### WRITTEN PROBLEM
Return every line of the records below without changing a word, and leave the pictures out.

■ ■ ■ ■

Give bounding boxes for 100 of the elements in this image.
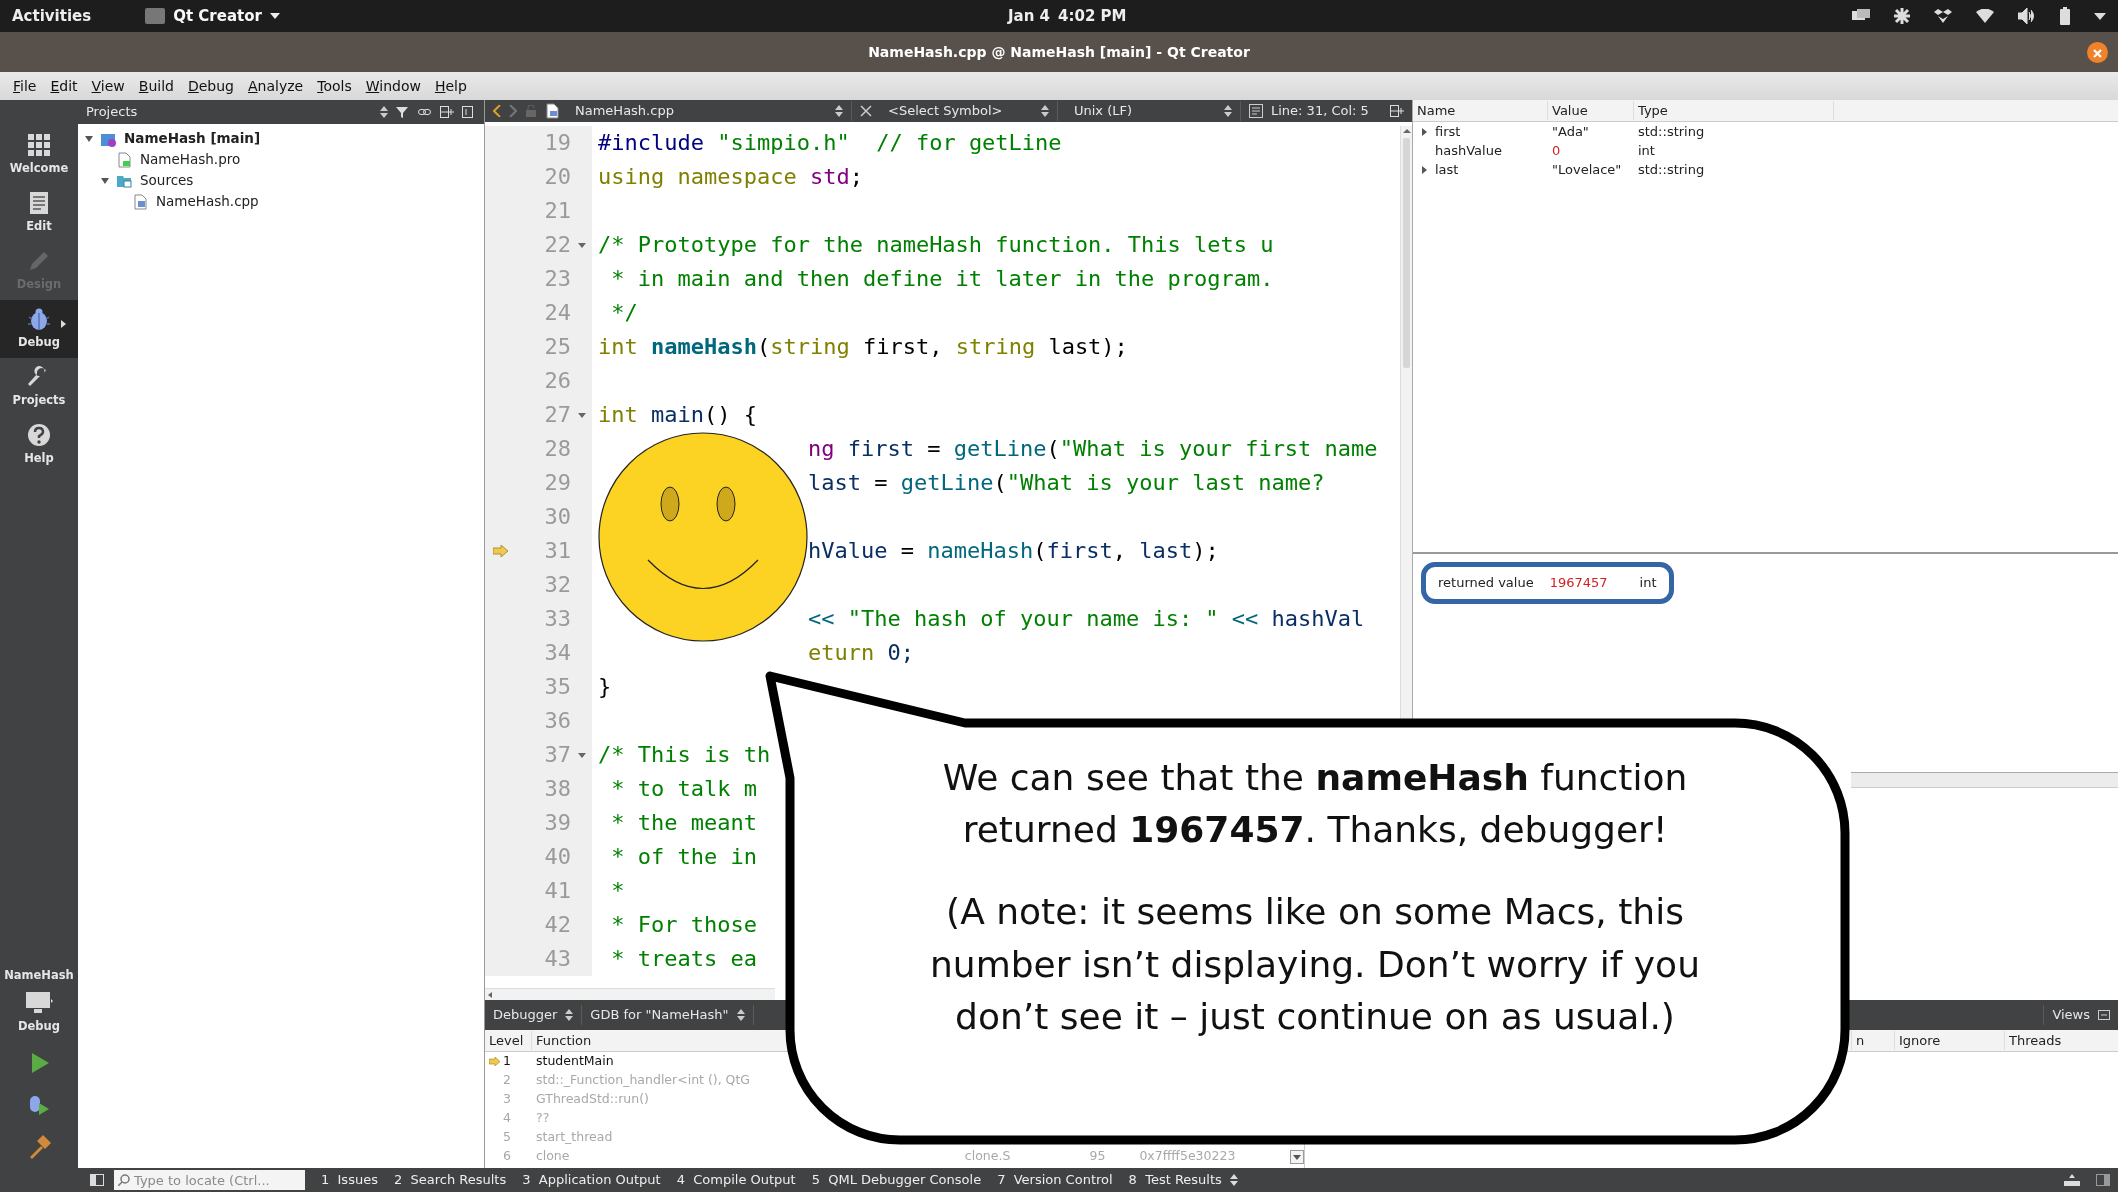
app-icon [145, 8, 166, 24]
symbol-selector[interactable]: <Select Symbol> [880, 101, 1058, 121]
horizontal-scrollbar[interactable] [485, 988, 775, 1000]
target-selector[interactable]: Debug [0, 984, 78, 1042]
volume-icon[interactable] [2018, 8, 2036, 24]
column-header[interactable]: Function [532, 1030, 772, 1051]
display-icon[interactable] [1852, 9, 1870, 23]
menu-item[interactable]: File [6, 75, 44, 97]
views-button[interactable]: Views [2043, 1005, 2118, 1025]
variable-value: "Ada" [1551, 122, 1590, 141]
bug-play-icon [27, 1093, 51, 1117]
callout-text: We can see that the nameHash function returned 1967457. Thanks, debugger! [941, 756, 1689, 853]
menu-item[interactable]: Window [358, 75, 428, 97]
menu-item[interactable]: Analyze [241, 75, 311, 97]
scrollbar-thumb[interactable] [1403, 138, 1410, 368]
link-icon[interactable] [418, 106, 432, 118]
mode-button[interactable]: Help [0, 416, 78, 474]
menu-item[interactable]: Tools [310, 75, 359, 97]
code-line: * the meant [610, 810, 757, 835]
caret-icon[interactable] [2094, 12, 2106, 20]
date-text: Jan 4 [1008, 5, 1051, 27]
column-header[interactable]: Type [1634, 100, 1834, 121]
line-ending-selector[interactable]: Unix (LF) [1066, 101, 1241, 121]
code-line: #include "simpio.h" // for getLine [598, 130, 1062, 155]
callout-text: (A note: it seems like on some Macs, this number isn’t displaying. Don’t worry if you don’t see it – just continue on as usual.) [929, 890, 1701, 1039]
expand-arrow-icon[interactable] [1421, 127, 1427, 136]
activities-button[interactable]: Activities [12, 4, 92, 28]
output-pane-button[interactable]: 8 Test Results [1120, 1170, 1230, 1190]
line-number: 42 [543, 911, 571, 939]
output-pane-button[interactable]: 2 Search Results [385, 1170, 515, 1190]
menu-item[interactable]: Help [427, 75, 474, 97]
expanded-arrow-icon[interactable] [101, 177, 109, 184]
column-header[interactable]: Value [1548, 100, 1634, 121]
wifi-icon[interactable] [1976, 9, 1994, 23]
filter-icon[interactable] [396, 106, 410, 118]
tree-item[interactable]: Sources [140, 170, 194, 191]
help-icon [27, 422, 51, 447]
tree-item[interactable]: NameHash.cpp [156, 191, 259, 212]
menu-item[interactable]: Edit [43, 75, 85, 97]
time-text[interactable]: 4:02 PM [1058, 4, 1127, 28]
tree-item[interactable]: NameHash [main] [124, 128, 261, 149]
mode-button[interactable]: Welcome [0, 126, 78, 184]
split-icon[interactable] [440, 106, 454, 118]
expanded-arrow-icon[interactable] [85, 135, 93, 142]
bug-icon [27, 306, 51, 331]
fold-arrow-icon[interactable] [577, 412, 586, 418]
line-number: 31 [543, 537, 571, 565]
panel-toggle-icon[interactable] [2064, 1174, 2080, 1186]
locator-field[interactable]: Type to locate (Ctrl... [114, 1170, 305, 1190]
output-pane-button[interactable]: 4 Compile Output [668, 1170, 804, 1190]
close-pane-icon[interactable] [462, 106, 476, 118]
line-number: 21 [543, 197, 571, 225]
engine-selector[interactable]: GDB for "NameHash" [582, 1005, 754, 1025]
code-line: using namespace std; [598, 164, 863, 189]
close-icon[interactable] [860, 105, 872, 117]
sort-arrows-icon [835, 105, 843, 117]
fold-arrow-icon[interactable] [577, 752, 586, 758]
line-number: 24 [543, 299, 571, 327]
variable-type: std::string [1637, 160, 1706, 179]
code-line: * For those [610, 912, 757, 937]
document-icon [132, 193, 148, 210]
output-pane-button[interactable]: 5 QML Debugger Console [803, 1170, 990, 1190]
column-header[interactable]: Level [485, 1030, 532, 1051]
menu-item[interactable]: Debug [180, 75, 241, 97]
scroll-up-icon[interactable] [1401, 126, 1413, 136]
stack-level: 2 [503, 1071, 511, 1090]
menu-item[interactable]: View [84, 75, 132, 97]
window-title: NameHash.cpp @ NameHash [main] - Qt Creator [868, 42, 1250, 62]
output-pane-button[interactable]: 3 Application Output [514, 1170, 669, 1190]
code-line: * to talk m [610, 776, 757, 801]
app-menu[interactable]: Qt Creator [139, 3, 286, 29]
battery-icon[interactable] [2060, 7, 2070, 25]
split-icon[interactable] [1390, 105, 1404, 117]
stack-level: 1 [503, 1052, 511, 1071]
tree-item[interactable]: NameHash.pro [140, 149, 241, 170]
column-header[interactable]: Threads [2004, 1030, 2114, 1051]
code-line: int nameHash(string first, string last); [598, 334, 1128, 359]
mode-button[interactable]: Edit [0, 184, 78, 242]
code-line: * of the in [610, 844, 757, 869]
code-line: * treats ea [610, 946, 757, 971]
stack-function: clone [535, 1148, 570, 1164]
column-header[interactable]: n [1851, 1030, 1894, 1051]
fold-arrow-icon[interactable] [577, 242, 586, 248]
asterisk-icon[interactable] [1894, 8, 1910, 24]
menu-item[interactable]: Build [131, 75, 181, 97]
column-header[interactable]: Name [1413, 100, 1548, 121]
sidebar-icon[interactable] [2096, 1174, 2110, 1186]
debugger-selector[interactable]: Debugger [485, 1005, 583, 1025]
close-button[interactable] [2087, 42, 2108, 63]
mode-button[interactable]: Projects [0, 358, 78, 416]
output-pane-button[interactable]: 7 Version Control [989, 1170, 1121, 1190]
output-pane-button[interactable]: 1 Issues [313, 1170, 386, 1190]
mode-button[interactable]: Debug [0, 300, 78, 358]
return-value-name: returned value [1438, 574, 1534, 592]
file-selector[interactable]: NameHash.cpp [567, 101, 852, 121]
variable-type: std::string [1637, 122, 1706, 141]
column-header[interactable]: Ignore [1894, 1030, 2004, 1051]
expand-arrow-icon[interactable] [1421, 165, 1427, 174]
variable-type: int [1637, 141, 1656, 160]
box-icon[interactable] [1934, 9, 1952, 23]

■ ■ ■ ■

### PROBLEM SOLUTION
Give bounding boxes for 100 of the elements in this image.
app-icon [145, 8, 166, 24]
symbol-selector[interactable]: <Select Symbol> [880, 101, 1058, 121]
horizontal-scrollbar[interactable] [485, 988, 775, 1000]
target-selector[interactable]: Debug [0, 984, 78, 1042]
volume-icon[interactable] [2018, 8, 2036, 24]
column-header[interactable]: Function [532, 1030, 772, 1051]
display-icon[interactable] [1852, 9, 1870, 23]
menu-item[interactable]: File [6, 75, 44, 97]
views-button[interactable]: Views [2043, 1005, 2118, 1025]
variable-value: "Ada" [1551, 122, 1590, 141]
bug-play-icon [27, 1093, 51, 1117]
callout-text: We can see that the nameHash function returned 1967457. Thanks, debugger! [941, 756, 1689, 853]
menu-item[interactable]: Window [358, 75, 428, 97]
menu-item[interactable]: Analyze [241, 75, 311, 97]
scrollbar-thumb[interactable] [1403, 138, 1410, 368]
link-icon[interactable] [418, 106, 432, 118]
mode-button[interactable]: Help [0, 416, 78, 474]
menu-item[interactable]: Tools [310, 75, 359, 97]
code-line: * the meant [610, 810, 757, 835]
caret-icon[interactable] [2094, 12, 2106, 20]
date-text: Jan 4 [1008, 5, 1051, 27]
column-header[interactable]: Type [1634, 100, 1834, 121]
line-ending-selector[interactable]: Unix (LF) [1066, 101, 1241, 121]
code-line: #include "simpio.h" // for getLine [598, 130, 1062, 155]
callout-text: (A note: it seems like on some Macs, this number isn’t displaying. Don’t worry if you don’t see it – just continue on as usual.) [929, 890, 1701, 1039]
expand-arrow-icon[interactable] [1421, 127, 1427, 136]
activities-button[interactable]: Activities [12, 4, 92, 28]
output-pane-button[interactable]: 8 Test Results [1120, 1170, 1230, 1190]
line-number: 42 [543, 911, 571, 939]
output-pane-button[interactable]: 2 Search Results [385, 1170, 515, 1190]
menu-item[interactable]: Help [427, 75, 474, 97]
expanded-arrow-icon[interactable] [101, 177, 109, 184]
column-header[interactable]: Value [1548, 100, 1634, 121]
wifi-icon[interactable] [1976, 9, 1994, 23]
filter-icon[interactable] [396, 106, 410, 118]
tree-item[interactable]: Sources [140, 170, 194, 191]
help-icon [27, 422, 51, 447]
tree-item[interactable]: NameHash.cpp [156, 191, 259, 212]
menu-item[interactable]: Edit [43, 75, 85, 97]
time-text[interactable]: 4:02 PM [1058, 4, 1127, 28]
tree-item[interactable]: NameHash [main] [124, 128, 261, 149]
mode-button[interactable]: Welcome [0, 126, 78, 184]
split-icon[interactable] [440, 106, 454, 118]
expanded-arrow-icon[interactable] [85, 135, 93, 142]
bug-icon [27, 306, 51, 331]
fold-arrow-icon[interactable] [577, 412, 586, 418]
line-number: 31 [543, 537, 571, 565]
panel-toggle-icon[interactable] [2064, 1174, 2080, 1186]
locator-field[interactable]: Type to locate (Ctrl... [114, 1170, 305, 1190]
output-pane-button[interactable]: 4 Compile Output [668, 1170, 804, 1190]
close-pane-icon[interactable] [462, 106, 476, 118]
line-number: 21 [543, 197, 571, 225]
engine-selector[interactable]: GDB for "NameHash" [582, 1005, 754, 1025]
code-line: using namespace std; [598, 164, 863, 189]
close-icon[interactable] [860, 105, 872, 117]
sort-arrows-icon [835, 105, 843, 117]
fold-arrow-icon[interactable] [577, 752, 586, 758]
line-number: 24 [543, 299, 571, 327]
variable-type: std::string [1637, 160, 1706, 179]
code-line: * For those [610, 912, 757, 937]
document-icon [132, 193, 148, 210]
output-pane-button[interactable]: 5 QML Debugger Console [803, 1170, 990, 1190]
column-header[interactable]: Level [485, 1030, 532, 1051]
menu-item[interactable]: Debug [180, 75, 241, 97]
scroll-up-icon[interactable] [1401, 126, 1413, 136]
stack-level: 2 [503, 1071, 511, 1090]
menu-item[interactable]: View [84, 75, 132, 97]
window-title: NameHash.cpp @ NameHash [main] - Qt Creator [868, 42, 1250, 62]
output-pane-button[interactable]: 3 Application Output [514, 1170, 669, 1190]
code-line: * to talk m [610, 776, 757, 801]
app-menu[interactable]: Qt Creator [139, 3, 286, 29]
battery-icon[interactable] [2060, 7, 2070, 25]
split-icon[interactable] [1390, 105, 1404, 117]
stack-level: 1 [503, 1052, 511, 1071]
tree-item[interactable]: NameHash.pro [140, 149, 241, 170]
column-header[interactable]: Threads [2004, 1030, 2114, 1051]
code-line: int nameHash(string first, string last); [598, 334, 1128, 359]
mode-button[interactable]: Edit [0, 184, 78, 242]
code-line: * of the in [610, 844, 757, 869]
code-line: * treats ea [610, 946, 757, 971]
stack-function: clone [535, 1148, 570, 1164]
column-header[interactable]: n [1851, 1030, 1894, 1051]
fold-arrow-icon[interactable] [577, 242, 586, 248]
asterisk-icon[interactable] [1894, 8, 1910, 24]
menu-item[interactable]: Build [131, 75, 181, 97]
column-header[interactable]: Name [1413, 100, 1548, 121]
sidebar-icon[interactable] [2096, 1174, 2110, 1186]
debugger-selector[interactable]: Debugger [485, 1005, 583, 1025]
close-button[interactable] [2087, 42, 2108, 63]
mode-button[interactable]: Projects [0, 358, 78, 416]
output-pane-button[interactable]: 7 Version Control [989, 1170, 1121, 1190]
output-pane-button[interactable]: 1 Issues [313, 1170, 386, 1190]
mode-button[interactable]: Debug [0, 300, 78, 358]
return-value-name: returned value [1438, 574, 1534, 592]
file-selector[interactable]: NameHash.cpp [567, 101, 852, 121]
variable-type: std::string [1637, 122, 1706, 141]
column-header[interactable]: Ignore [1894, 1030, 2004, 1051]
expand-arrow-icon[interactable] [1421, 165, 1427, 174]
variable-type: int [1637, 141, 1656, 160]
box-icon[interactable] [1934, 9, 1952, 23]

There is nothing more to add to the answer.